Show every line containing "représentants" by copying it.

○ ○ ○ ○ ○

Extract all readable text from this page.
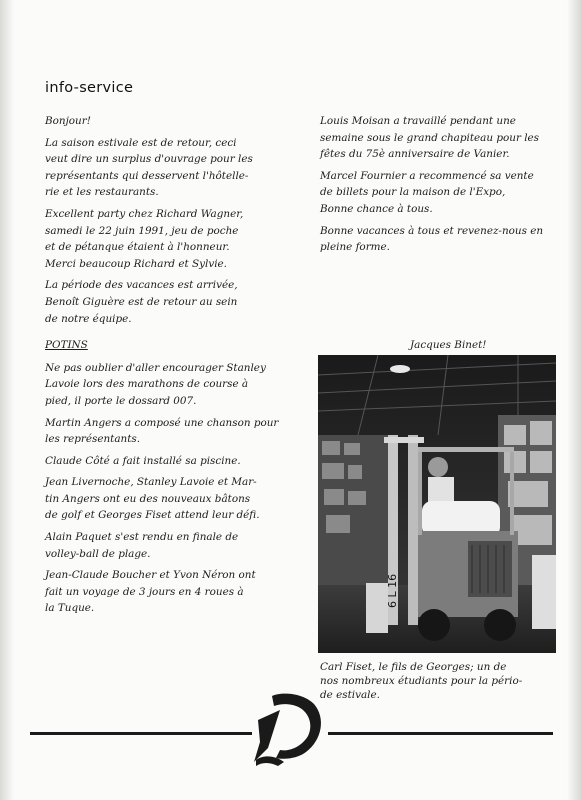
info-service

Bonjour!

La saison estivale est de retour, ceci
veut dire un surplus d'ouvrage pour les
représentants qui desservent l'hôtelle-
rie et les restaurants.

Excellent party chez Richard Wagner,
samedi le 22 juin 1991, jeu de poche
et de pétanque étaient à l'honneur.
Merci beaucoup Richard et Sylvie.

La période des vacances est arrivée,
Benoît Giguère est de retour au sein
de notre équipe.

POTINS

Ne pas oublier d'aller encourager Stanley
Lavoie lors des marathons de course à
pied, il porte le dossard 007.

Martin Angers a composé une chanson pour
les représentants.

Claude Côté a fait installé sa piscine.

Jean Livernoche, Stanley Lavoie et Mar-
tin Angers ont eu des nouveaux bâtons
de golf et Georges Fiset attend leur défi.

Alain Paquet s'est rendu en finale de
volley-ball de plage.

Jean-Claude Boucher et Yvon Néron ont
fait un voyage de 3 jours en 4 roues à
la Tuque.

Louis Moisan a travaillé pendant une
semaine sous le grand chapiteau pour les
fêtes du 75è anniversaire de Vanier.

Marcel Fournier a recommencé sa vente
de billets pour la maison de l'Expo,
Bonne chance à tous.

Bonne vacances à tous et revenez-nous en
pleine forme.

Jacques Binet!
6 L 16
Carl Fiset, le fils de Georges; un de
nos nombreux étudiants pour la pério-
de estivale.
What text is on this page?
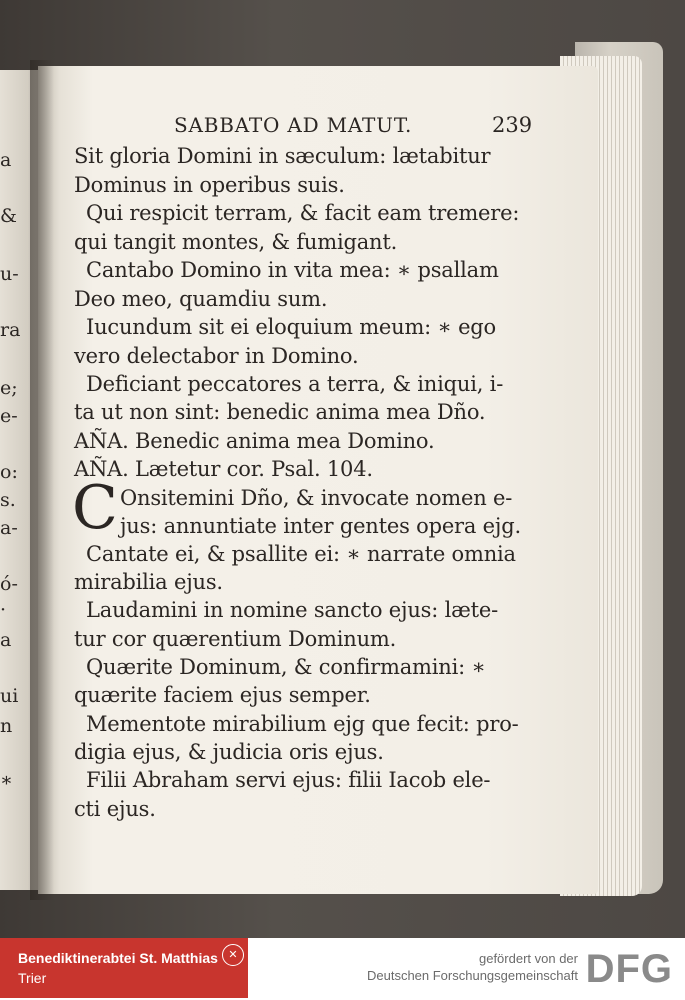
a
&
u-
ra
e;
e-
o:
s.
a-
ó-
·
a
ui
n
∗
SABBATO AD MATUT.	239
Sit gloria Domini in sæculum: lætabitur
Dominus in operibus suis.
Qui respicit terram, & facit eam tremere:
qui tangit montes, & fumigant.
Cantabo Domino in vita mea: ∗ psallam
Deo meo, quamdiu sum.
Iucundum sit ei eloquium meum: ∗ ego
vero delectabor in Domino.
Deficiant peccatores a terra, & iniqui, i-
ta ut non sint: benedic anima mea Dño.
AÑA. Benedic anima mea Domino.
AÑA. Lætetur cor. Psal. 104.
C Onsitemini Dño, & invocate nomen e-
jus: annuntiate inter gentes opera ejg.
Cantate ei, & psallite ei: ∗ narrate omnia
mirabilia ejus.
Laudamini in nomine sancto ejus: læte-
tur cor quærentium Dominum.
Quærite Dominum, & confirmamini: ∗
quærite faciem ejus semper.
Mementote mirabilium ejg que fecit: pro-
digia ejus, & judicia oris ejus.
Filii Abraham servi ejus: filii Iacob ele-
cti ejus.
Benediktinerabtei St. Matthias
Trier
✕	gefördert von der
Deutschen Forschungsgemeinschaft DFG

○ ○ ○ ○ ○

» **THE SOLUTION**
représentants qui desservent l'hôtelle-
les représentants.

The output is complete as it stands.